Pictures do not belong in the copy; transcribe everything else in the records exactly.

--- start Excerpted records ---

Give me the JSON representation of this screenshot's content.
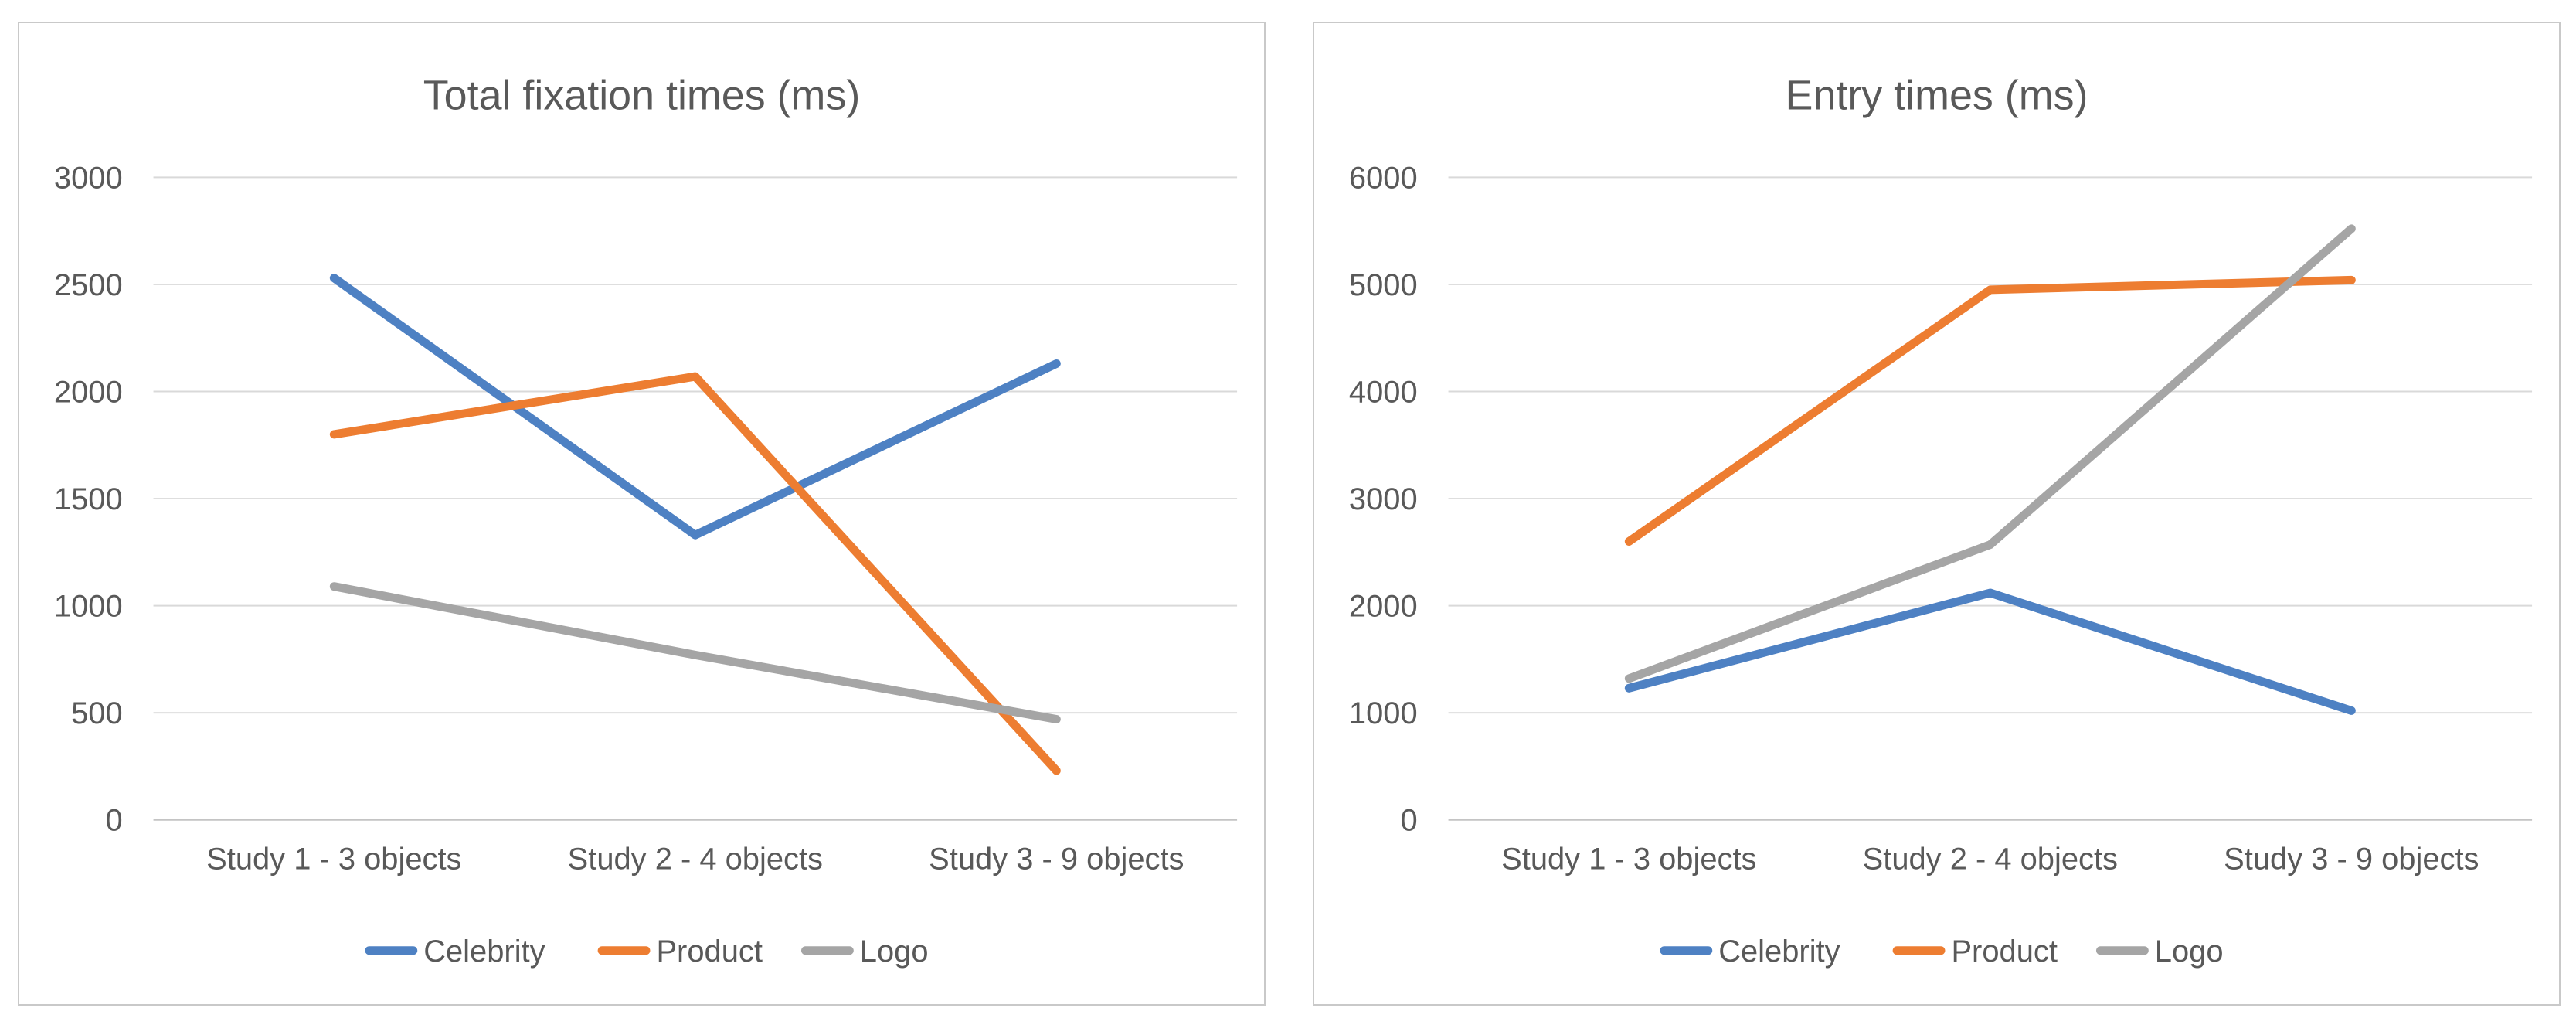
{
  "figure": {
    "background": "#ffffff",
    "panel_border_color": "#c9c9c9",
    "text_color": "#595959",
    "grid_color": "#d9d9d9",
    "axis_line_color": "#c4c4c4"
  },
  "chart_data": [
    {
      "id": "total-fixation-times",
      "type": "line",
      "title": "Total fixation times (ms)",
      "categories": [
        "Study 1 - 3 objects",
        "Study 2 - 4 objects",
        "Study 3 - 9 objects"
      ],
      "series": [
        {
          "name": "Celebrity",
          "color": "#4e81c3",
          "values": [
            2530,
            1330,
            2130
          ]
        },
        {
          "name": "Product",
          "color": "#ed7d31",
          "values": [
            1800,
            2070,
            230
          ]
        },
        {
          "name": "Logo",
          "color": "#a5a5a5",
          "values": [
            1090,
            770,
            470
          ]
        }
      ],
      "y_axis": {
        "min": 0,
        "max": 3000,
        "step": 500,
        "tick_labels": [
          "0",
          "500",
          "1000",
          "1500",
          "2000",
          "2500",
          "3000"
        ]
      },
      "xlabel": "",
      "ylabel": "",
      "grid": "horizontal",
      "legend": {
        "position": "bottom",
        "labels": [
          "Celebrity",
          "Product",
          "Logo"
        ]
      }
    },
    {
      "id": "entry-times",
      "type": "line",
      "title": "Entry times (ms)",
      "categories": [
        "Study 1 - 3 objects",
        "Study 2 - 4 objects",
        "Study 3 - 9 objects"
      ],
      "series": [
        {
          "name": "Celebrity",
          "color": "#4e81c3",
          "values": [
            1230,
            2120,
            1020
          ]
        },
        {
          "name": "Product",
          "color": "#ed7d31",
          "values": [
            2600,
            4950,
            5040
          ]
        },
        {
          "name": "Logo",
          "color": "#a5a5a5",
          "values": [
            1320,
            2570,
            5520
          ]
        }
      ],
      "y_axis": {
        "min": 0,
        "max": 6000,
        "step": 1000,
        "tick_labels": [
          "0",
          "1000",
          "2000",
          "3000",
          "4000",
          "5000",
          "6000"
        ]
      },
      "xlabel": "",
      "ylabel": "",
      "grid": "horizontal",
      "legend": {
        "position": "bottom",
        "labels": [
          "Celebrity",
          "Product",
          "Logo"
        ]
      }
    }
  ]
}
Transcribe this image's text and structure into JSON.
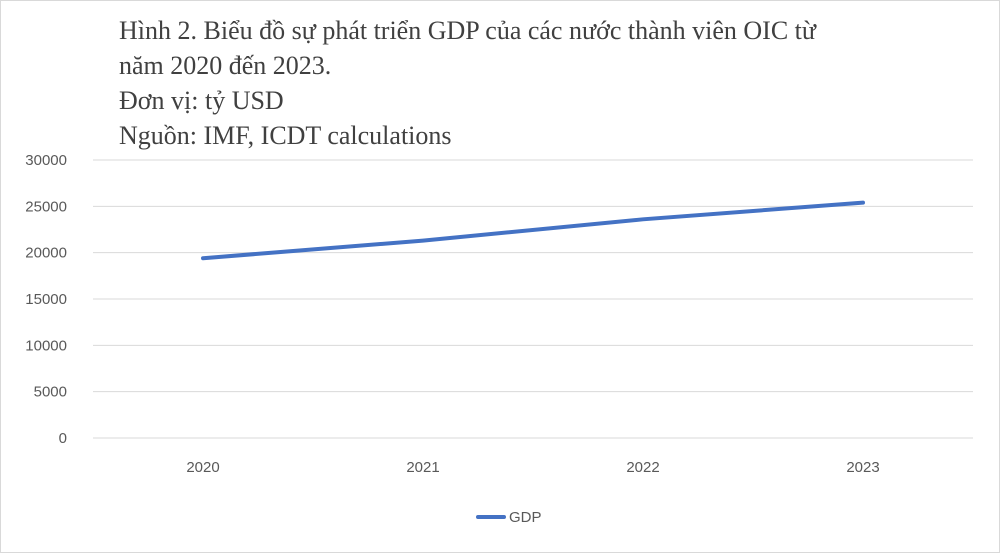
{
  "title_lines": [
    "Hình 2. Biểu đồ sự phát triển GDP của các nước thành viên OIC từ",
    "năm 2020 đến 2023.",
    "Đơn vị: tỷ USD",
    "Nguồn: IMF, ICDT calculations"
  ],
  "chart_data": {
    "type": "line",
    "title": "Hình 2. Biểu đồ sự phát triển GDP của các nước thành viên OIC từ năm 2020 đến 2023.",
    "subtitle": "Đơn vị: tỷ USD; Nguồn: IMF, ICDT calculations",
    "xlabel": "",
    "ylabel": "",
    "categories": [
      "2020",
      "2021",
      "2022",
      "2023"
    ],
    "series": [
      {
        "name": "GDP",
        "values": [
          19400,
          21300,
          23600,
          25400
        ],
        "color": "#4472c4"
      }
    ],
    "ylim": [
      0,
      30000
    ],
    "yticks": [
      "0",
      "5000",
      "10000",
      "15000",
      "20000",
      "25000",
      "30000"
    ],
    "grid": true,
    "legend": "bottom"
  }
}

--- end Excerpted records ---

[Written solution]
Give me the JSON representation of this screenshot's content.
{
  "figure": {
    "background": "#ffffff",
    "panel_border_color": "#c9c9c9",
    "text_color": "#595959",
    "grid_color": "#d9d9d9",
    "axis_line_color": "#c4c4c4"
  },
  "chart_data": [
    {
      "id": "total-fixation-times",
      "type": "line",
      "title": "Total fixation times (ms)",
      "categories": [
        "Study 1 - 3 objects",
        "Study 2 - 4 objects",
        "Study 3 - 9 objects"
      ],
      "series": [
        {
          "name": "Celebrity",
          "color": "#4e81c3",
          "values": [
            2530,
            1330,
            2130
          ]
        },
        {
          "name": "Product",
          "color": "#ed7d31",
          "values": [
            1800,
            2070,
            230
          ]
        },
        {
          "name": "Logo",
          "color": "#a5a5a5",
          "values": [
            1090,
            770,
            470
          ]
        }
      ],
      "y_axis": {
        "min": 0,
        "max": 3000,
        "step": 500,
        "tick_labels": [
          "0",
          "500",
          "1000",
          "1500",
          "2000",
          "2500",
          "3000"
        ]
      },
      "xlabel": "",
      "ylabel": "",
      "grid": "horizontal",
      "legend": {
        "position": "bottom",
        "labels": [
          "Celebrity",
          "Product",
          "Logo"
        ]
      }
    },
    {
      "id": "entry-times",
      "type": "line",
      "title": "Entry times (ms)",
      "categories": [
        "Study 1 - 3 objects",
        "Study 2 - 4 objects",
        "Study 3 - 9 objects"
      ],
      "series": [
        {
          "name": "Celebrity",
          "color": "#4e81c3",
          "values": [
            1230,
            2120,
            1020
          ]
        },
        {
          "name": "Product",
          "color": "#ed7d31",
          "values": [
            2600,
            4950,
            5040
          ]
        },
        {
          "name": "Logo",
          "color": "#a5a5a5",
          "values": [
            1320,
            2570,
            5520
          ]
        }
      ],
      "y_axis": {
        "min": 0,
        "max": 6000,
        "step": 1000,
        "tick_labels": [
          "0",
          "1000",
          "2000",
          "3000",
          "4000",
          "5000",
          "6000"
        ]
      },
      "xlabel": "",
      "ylabel": "",
      "grid": "horizontal",
      "legend": {
        "position": "bottom",
        "labels": [
          "Celebrity",
          "Product",
          "Logo"
        ]
      }
    }
  ]
}
Transcribe this image's text and structure into JSON.
{
  "title_lines": [
    "Hình 2. Biểu đồ sự phát triển GDP của các nước thành viên OIC từ",
    "năm 2020 đến 2023.",
    "Đơn vị: tỷ USD",
    "Nguồn: IMF, ICDT calculations"
  ],
  "chart_data": {
    "type": "line",
    "title": "Hình 2. Biểu đồ sự phát triển GDP của các nước thành viên OIC từ năm 2020 đến 2023.",
    "subtitle": "Đơn vị: tỷ USD; Nguồn: IMF, ICDT calculations",
    "xlabel": "",
    "ylabel": "",
    "categories": [
      "2020",
      "2021",
      "2022",
      "2023"
    ],
    "series": [
      {
        "name": "GDP",
        "values": [
          19400,
          21300,
          23600,
          25400
        ],
        "color": "#4472c4"
      }
    ],
    "ylim": [
      0,
      30000
    ],
    "yticks": [
      "0",
      "5000",
      "10000",
      "15000",
      "20000",
      "25000",
      "30000"
    ],
    "grid": true,
    "legend": "bottom"
  }
}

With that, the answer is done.